- **What you need to do**: Filter the records below down to lines containing "Conectat".

- **Dataset entries**:
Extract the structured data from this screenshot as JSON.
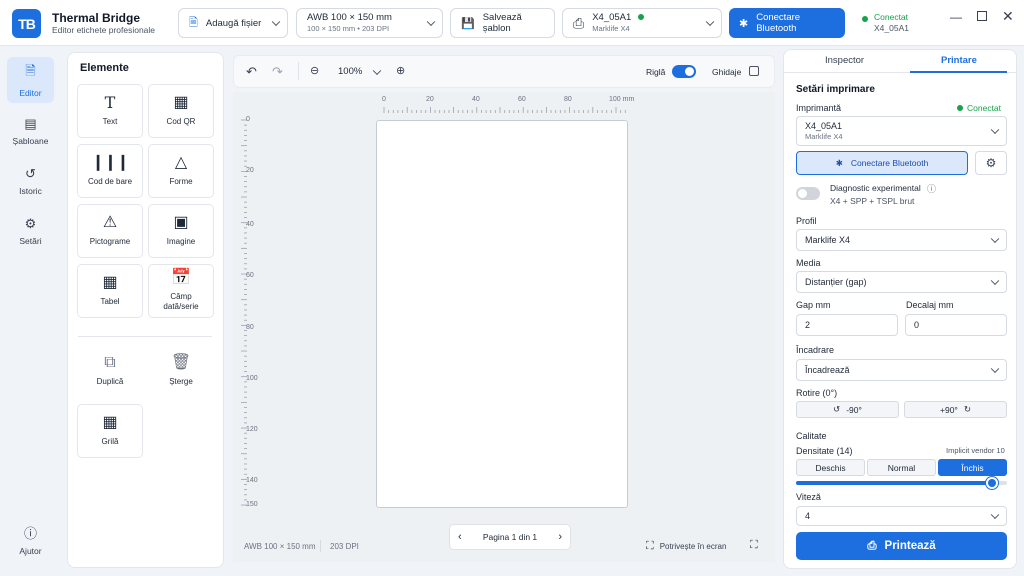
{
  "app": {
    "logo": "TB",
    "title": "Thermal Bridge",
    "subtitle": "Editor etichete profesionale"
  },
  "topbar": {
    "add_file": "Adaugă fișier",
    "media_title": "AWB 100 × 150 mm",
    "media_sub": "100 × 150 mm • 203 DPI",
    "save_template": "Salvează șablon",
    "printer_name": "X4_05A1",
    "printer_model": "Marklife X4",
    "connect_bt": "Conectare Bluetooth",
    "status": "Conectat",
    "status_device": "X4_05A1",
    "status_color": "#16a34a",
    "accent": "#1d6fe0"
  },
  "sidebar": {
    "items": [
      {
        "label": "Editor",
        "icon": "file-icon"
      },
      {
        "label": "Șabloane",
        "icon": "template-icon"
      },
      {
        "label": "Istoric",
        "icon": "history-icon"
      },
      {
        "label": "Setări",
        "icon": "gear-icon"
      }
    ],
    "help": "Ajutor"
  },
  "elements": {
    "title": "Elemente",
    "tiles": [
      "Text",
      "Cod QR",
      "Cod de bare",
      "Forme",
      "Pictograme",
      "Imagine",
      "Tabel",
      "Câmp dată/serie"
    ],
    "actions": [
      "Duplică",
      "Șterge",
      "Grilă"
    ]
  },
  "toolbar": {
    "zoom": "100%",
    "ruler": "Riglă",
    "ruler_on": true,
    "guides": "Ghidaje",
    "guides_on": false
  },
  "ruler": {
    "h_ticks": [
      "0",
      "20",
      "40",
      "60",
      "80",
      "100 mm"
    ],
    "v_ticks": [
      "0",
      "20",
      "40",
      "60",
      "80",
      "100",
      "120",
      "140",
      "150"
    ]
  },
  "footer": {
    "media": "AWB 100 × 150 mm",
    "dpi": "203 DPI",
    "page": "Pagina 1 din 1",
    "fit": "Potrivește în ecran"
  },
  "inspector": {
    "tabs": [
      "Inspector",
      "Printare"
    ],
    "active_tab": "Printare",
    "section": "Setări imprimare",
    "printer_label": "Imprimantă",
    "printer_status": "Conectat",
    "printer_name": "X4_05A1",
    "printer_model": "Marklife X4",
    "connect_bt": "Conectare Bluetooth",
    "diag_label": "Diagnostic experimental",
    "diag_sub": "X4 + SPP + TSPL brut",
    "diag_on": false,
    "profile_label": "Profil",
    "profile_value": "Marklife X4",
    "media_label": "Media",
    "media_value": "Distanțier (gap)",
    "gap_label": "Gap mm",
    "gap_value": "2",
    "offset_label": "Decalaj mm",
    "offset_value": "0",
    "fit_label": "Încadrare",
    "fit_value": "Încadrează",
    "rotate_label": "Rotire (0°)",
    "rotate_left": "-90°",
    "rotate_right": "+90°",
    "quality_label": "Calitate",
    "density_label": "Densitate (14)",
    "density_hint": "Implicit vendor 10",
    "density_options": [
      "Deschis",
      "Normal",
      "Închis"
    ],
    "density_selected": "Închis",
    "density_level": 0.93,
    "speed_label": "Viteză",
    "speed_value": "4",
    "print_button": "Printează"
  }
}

- **Output of the exercise**:
    "status": "Conectat",
    "printer_status": "Conectat",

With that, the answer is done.